==== Recorded information

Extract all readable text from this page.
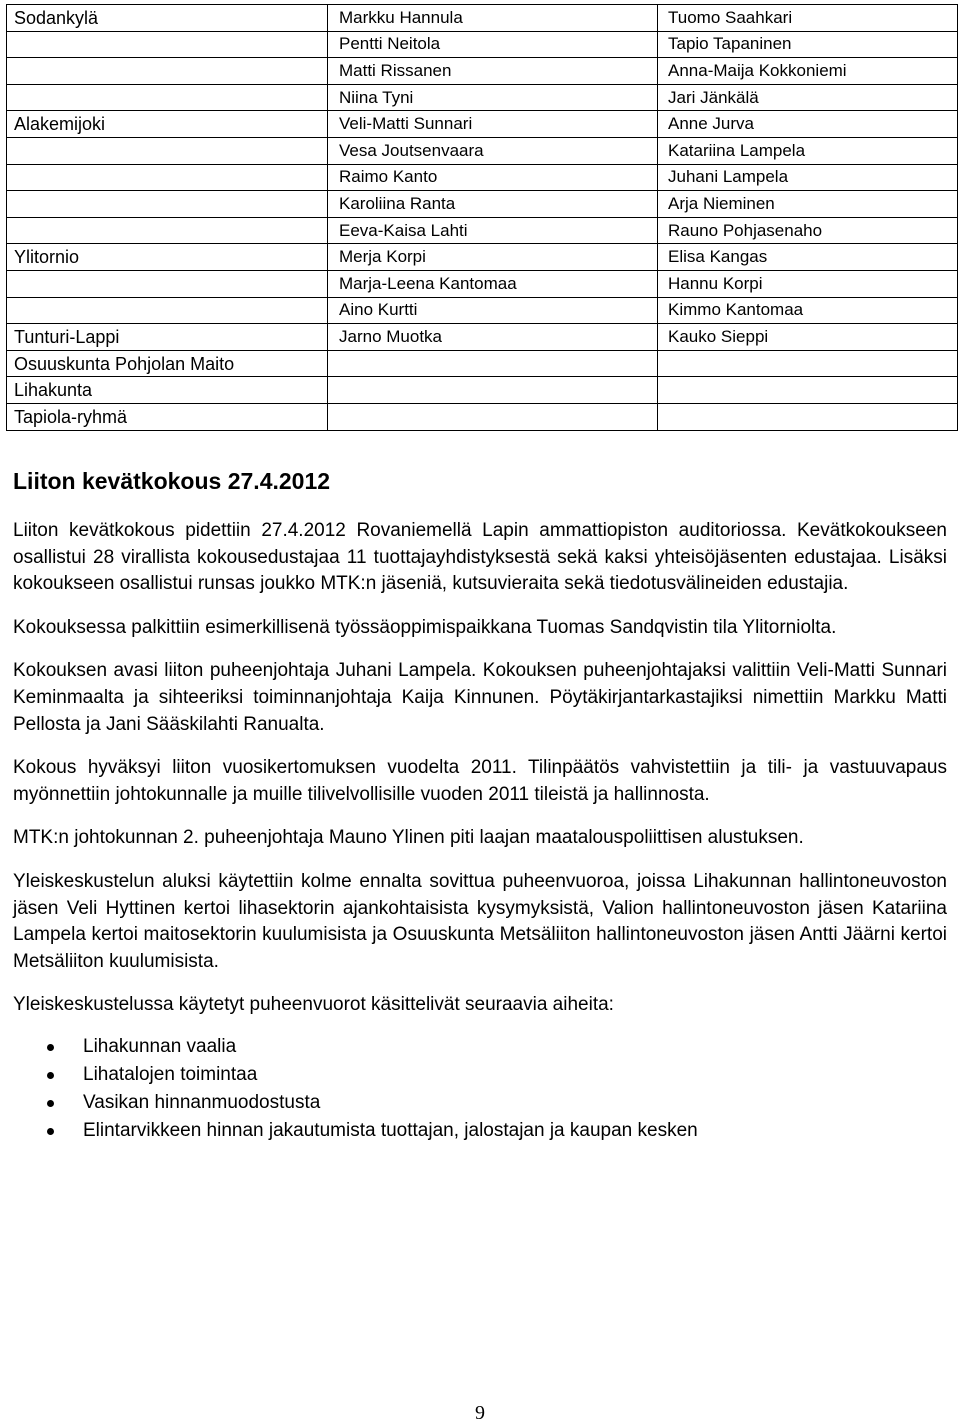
Sodankylä	Markku Hannula	Tuomo Saahkari
	Pentti Neitola	Tapio Tapaninen
	Matti Rissanen	Anna-Maija Kokkoniemi
	Niina Tyni	Jari Jänkälä
Alakemijoki	Veli-Matti Sunnari	Anne Jurva
	Vesa Joutsenvaara	Katariina Lampela
	Raimo Kanto	Juhani Lampela
	Karoliina Ranta	Arja Nieminen
	Eeva-Kaisa Lahti	Rauno Pohjasenaho
Ylitornio	Merja Korpi	Elisa Kangas
	Marja-Leena Kantomaa	Hannu Korpi
	Aino Kurtti	Kimmo Kantomaa
Tunturi-Lappi	Jarno Muotka	Kauko Sieppi
Osuuskunta Pohjolan Maito		
Lihakunta		
Tapiola-ryhmä		
Liiton kevätkokous 27.4.2012

Liiton kevätkokous pidettiin 27.4.2012 Rovaniemellä Lapin ammattiopiston auditoriossa. Kevätkokoukseen osallistui 28 virallista kokousedustajaa 11 tuottajayhdistyksestä sekä kaksi yhteisöjäsenten edustajaa. Lisäksi kokoukseen osallistui runsas joukko MTK:n jäseniä, kutsuvieraita sekä tiedotusvälineiden edustajia.

Kokouksessa palkittiin esimerkillisenä työssäoppimispaikkana Tuomas Sandqvistin tila Ylitorniolta.

Kokouksen avasi liiton puheenjohtaja Juhani Lampela. Kokouksen puheenjohtajaksi valittiin Veli-Matti Sunnari Keminmaalta ja sihteeriksi toiminnanjohtaja Kaija Kinnunen. Pöytäkirjantarkastajiksi nimettiin Markku Matti Pellosta ja Jani Sääskilahti Ranualta.

Kokous hyväksyi liiton vuosikertomuksen vuodelta 2011. Tilinpäätös vahvistettiin ja tili- ja vastuuvapaus myönnettiin johtokunnalle ja muille tilivelvollisille vuoden 2011 tileistä ja hallinnosta.

MTK:n johtokunnan 2. puheenjohtaja Mauno Ylinen piti laajan maatalouspoliittisen alustuksen.

Yleiskeskustelun aluksi käytettiin kolme ennalta sovittua puheenvuoroa, joissa Lihakunnan hallintoneuvoston jäsen Veli Hyttinen kertoi lihasektorin ajankohtaisista kysymyksistä, Valion hallintoneuvoston jäsen Katariina Lampela kertoi maitosektorin kuulumisista ja Osuuskunta Metsäliiton hallintoneuvoston jäsen Antti Jäärni kertoi Metsäliiton kuulumisista.

Yleiskeskustelussa käytetyt puheenvuorot käsittelivät seuraavia aiheita:

Lihakunnan vaalia
Lihatalojen toimintaa
Vasikan hinnanmuodostusta
Elintarvikkeen hinnan jakautumista tuottajan, jalostajan ja kaupan kesken
9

========

Exercise: Would you retype the entries above in full, exactly as written, minus the pictures?

Result of the exercise:
Extract all readable text from this page.
Sodankylä	Markku Hannula	Tuomo Saahkari
	Pentti Neitola	Tapio Tapaninen
	Matti Rissanen	Anna-Maija Kokkoniemi
	Niina Tyni	Jari Jänkälä
Alakemijoki	Veli-Matti Sunnari	Anne Jurva
	Vesa Joutsenvaara	Katariina Lampela
	Raimo Kanto	Juhani Lampela
	Karoliina Ranta	Arja Nieminen
	Eeva-Kaisa Lahti	Rauno Pohjasenaho
Ylitornio	Merja Korpi	Elisa Kangas
	Marja-Leena Kantomaa	Hannu Korpi
	Aino Kurtti	Kimmo Kantomaa
Tunturi-Lappi	Jarno Muotka	Kauko Sieppi
Osuuskunta Pohjolan Maito		
Lihakunta		
Tapiola-ryhmä		
Liiton kevätkokous 27.4.2012

Liiton kevätkokous pidettiin 27.4.2012 Rovaniemellä Lapin ammattiopiston auditoriossa. Kevätkokoukseen osallistui 28 virallista kokousedustajaa 11 tuottajayhdistyksestä sekä kaksi yhteisöjäsenten edustajaa. Lisäksi kokoukseen osallistui runsas joukko MTK:n jäseniä, kutsuvieraita sekä tiedotusvälineiden edustajia.

Kokouksessa palkittiin esimerkillisenä työssäoppimispaikkana Tuomas Sandqvistin tila Ylitorniolta.

Kokouksen avasi liiton puheenjohtaja Juhani Lampela. Kokouksen puheenjohtajaksi valittiin Veli-Matti Sunnari Keminmaalta ja sihteeriksi toiminnanjohtaja Kaija Kinnunen. Pöytäkirjantarkastajiksi nimettiin Markku Matti Pellosta ja Jani Sääskilahti Ranualta.

Kokous hyväksyi liiton vuosikertomuksen vuodelta 2011. Tilinpäätös vahvistettiin ja tili- ja vastuuvapaus myönnettiin johtokunnalle ja muille tilivelvollisille vuoden 2011 tileistä ja hallinnosta.

MTK:n johtokunnan 2. puheenjohtaja Mauno Ylinen piti laajan maatalouspoliittisen alustuksen.

Yleiskeskustelun aluksi käytettiin kolme ennalta sovittua puheenvuoroa, joissa Lihakunnan hallintoneuvoston jäsen Veli Hyttinen kertoi lihasektorin ajankohtaisista kysymyksistä, Valion hallintoneuvoston jäsen Katariina Lampela kertoi maitosektorin kuulumisista ja Osuuskunta Metsäliiton hallintoneuvoston jäsen Antti Jäärni kertoi Metsäliiton kuulumisista.

Yleiskeskustelussa käytetyt puheenvuorot käsittelivät seuraavia aiheita:

Lihakunnan vaalia
Lihatalojen toimintaa
Vasikan hinnanmuodostusta
Elintarvikkeen hinnan jakautumista tuottajan, jalostajan ja kaupan kesken
9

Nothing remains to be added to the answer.